> _Objective_
Within the records that follow, find every line containing the string "name". Copy those lines.

□ □ □ □ □

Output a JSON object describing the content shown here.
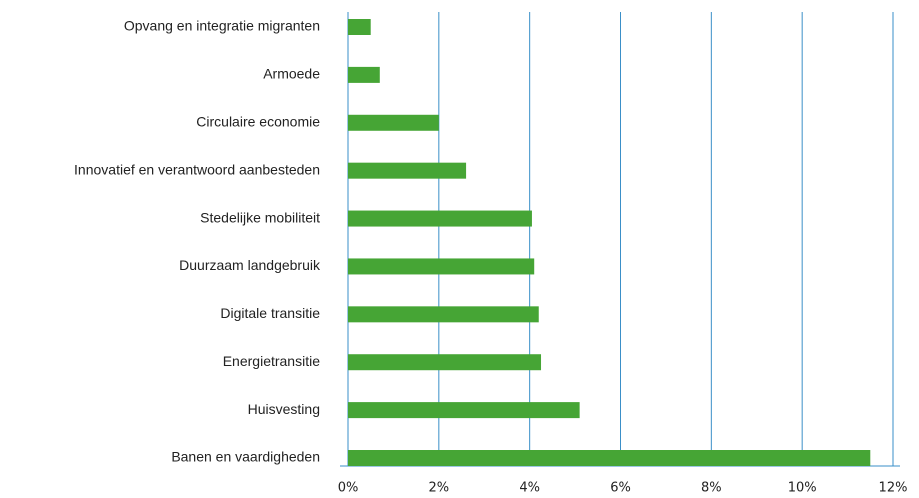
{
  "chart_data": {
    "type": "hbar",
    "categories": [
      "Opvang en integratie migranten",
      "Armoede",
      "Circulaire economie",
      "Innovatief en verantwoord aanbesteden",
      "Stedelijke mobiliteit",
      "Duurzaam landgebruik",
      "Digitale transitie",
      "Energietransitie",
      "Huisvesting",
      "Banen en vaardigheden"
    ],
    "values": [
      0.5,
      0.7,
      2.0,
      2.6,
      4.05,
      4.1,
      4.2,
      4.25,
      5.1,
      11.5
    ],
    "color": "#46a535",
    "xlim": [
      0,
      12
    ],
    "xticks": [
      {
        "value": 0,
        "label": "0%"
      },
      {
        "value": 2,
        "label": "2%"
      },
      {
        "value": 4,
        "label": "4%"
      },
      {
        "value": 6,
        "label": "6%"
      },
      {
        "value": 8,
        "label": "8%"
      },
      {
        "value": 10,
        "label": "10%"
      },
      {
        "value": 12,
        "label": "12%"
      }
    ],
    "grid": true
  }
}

□ □ □ □ □

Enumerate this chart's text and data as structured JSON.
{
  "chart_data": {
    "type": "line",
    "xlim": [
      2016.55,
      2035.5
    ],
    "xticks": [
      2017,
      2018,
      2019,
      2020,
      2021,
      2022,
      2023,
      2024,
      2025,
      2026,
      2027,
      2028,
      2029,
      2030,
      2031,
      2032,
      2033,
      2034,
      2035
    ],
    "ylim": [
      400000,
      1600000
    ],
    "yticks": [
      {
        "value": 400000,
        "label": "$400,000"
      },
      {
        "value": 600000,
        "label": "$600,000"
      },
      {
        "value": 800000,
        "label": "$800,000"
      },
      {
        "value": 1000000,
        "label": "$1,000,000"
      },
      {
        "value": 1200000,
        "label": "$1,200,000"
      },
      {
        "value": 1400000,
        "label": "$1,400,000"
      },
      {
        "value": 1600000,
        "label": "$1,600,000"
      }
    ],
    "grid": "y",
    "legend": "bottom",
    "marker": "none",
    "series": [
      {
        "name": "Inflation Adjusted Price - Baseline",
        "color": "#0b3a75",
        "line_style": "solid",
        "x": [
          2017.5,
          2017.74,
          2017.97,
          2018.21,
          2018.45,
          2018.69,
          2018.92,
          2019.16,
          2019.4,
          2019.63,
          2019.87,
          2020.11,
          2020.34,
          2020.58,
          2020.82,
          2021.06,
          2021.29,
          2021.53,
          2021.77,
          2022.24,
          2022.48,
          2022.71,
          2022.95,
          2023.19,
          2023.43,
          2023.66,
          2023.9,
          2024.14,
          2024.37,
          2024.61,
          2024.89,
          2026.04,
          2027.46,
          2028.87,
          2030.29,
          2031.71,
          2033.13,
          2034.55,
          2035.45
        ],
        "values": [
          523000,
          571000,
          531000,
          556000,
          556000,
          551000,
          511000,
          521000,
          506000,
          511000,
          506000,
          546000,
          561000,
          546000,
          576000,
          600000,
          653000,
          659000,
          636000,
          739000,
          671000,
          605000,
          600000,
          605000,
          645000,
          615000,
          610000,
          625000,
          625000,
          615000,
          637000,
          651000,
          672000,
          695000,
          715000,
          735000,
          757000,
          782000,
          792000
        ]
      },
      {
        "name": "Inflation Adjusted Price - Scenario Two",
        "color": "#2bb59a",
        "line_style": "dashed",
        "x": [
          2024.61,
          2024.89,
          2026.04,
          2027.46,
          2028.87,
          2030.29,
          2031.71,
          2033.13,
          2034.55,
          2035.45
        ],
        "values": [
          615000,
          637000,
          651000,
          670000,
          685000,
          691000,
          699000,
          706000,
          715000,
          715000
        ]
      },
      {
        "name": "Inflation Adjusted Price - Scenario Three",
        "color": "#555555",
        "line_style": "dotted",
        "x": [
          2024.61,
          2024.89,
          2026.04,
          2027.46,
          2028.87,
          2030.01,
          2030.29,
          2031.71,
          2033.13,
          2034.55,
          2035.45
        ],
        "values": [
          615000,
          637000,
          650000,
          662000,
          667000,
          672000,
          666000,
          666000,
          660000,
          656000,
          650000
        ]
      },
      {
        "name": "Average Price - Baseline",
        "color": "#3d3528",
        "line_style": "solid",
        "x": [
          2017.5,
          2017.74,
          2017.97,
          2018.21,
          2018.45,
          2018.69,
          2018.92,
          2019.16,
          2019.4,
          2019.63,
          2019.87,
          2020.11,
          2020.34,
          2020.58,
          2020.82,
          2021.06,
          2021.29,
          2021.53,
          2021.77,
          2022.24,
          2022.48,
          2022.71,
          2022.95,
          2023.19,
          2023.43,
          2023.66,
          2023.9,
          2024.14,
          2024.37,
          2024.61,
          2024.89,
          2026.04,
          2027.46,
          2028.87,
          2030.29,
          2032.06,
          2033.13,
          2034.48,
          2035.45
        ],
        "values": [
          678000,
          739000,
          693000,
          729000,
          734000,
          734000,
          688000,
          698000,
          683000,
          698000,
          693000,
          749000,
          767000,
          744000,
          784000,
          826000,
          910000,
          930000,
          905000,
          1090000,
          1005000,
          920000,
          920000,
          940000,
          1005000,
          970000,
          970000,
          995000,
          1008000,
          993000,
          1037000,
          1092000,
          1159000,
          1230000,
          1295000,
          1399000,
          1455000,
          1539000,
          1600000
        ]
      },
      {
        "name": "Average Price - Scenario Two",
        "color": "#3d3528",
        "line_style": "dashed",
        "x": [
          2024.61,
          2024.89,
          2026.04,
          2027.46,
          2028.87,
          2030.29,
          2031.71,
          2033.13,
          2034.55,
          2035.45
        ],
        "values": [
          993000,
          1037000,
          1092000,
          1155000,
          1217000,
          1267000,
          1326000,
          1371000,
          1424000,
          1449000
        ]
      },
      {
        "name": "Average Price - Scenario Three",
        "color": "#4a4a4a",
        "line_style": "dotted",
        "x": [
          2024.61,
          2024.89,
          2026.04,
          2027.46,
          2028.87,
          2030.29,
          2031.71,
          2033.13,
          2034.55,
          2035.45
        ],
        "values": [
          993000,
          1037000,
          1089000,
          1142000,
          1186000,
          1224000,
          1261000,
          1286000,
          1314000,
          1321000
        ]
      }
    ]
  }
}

□ □ □ □ □

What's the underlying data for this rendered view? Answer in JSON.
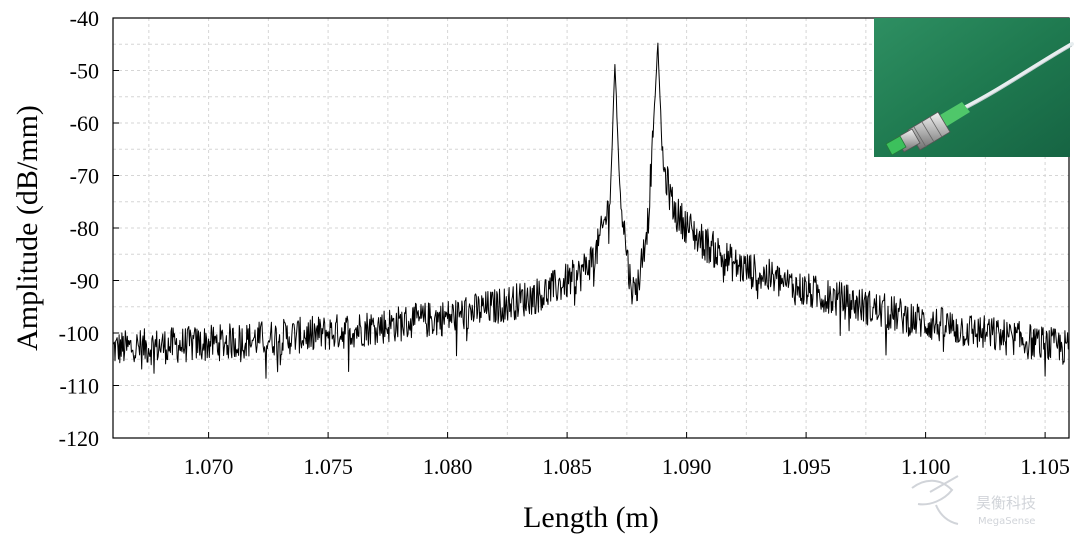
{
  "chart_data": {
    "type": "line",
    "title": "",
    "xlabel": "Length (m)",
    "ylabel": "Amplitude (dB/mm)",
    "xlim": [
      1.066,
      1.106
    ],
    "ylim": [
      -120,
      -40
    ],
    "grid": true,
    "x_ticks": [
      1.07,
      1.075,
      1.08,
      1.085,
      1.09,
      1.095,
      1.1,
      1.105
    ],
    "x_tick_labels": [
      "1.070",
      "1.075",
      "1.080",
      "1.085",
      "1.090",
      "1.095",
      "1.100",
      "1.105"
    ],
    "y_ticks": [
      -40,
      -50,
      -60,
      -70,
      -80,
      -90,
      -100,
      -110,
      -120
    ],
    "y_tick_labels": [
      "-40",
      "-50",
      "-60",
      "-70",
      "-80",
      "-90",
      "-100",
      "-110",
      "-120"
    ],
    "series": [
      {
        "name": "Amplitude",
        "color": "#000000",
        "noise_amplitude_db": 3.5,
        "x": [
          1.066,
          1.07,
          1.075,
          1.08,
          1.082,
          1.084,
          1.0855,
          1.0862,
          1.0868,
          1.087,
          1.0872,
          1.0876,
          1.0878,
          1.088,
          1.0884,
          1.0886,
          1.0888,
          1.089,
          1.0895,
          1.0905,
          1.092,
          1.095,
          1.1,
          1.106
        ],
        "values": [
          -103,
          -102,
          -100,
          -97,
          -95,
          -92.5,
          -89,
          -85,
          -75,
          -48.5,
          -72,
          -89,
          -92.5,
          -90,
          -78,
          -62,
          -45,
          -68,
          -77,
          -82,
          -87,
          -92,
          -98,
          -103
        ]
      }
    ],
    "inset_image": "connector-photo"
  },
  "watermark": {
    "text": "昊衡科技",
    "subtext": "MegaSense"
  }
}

□ □ □ □ □

> _Output below_
        "name": "Inflation Adjusted Price - Baseline",
        "name": "Inflation Adjusted Price - Scenario Two",
        "name": "Inflation Adjusted Price - Scenario Three",
        "name": "Average Price - Baseline",
        "name": "Average Price - Scenario Two",
        "name": "Average Price - Scenario Three",
        "name": "Amplitude",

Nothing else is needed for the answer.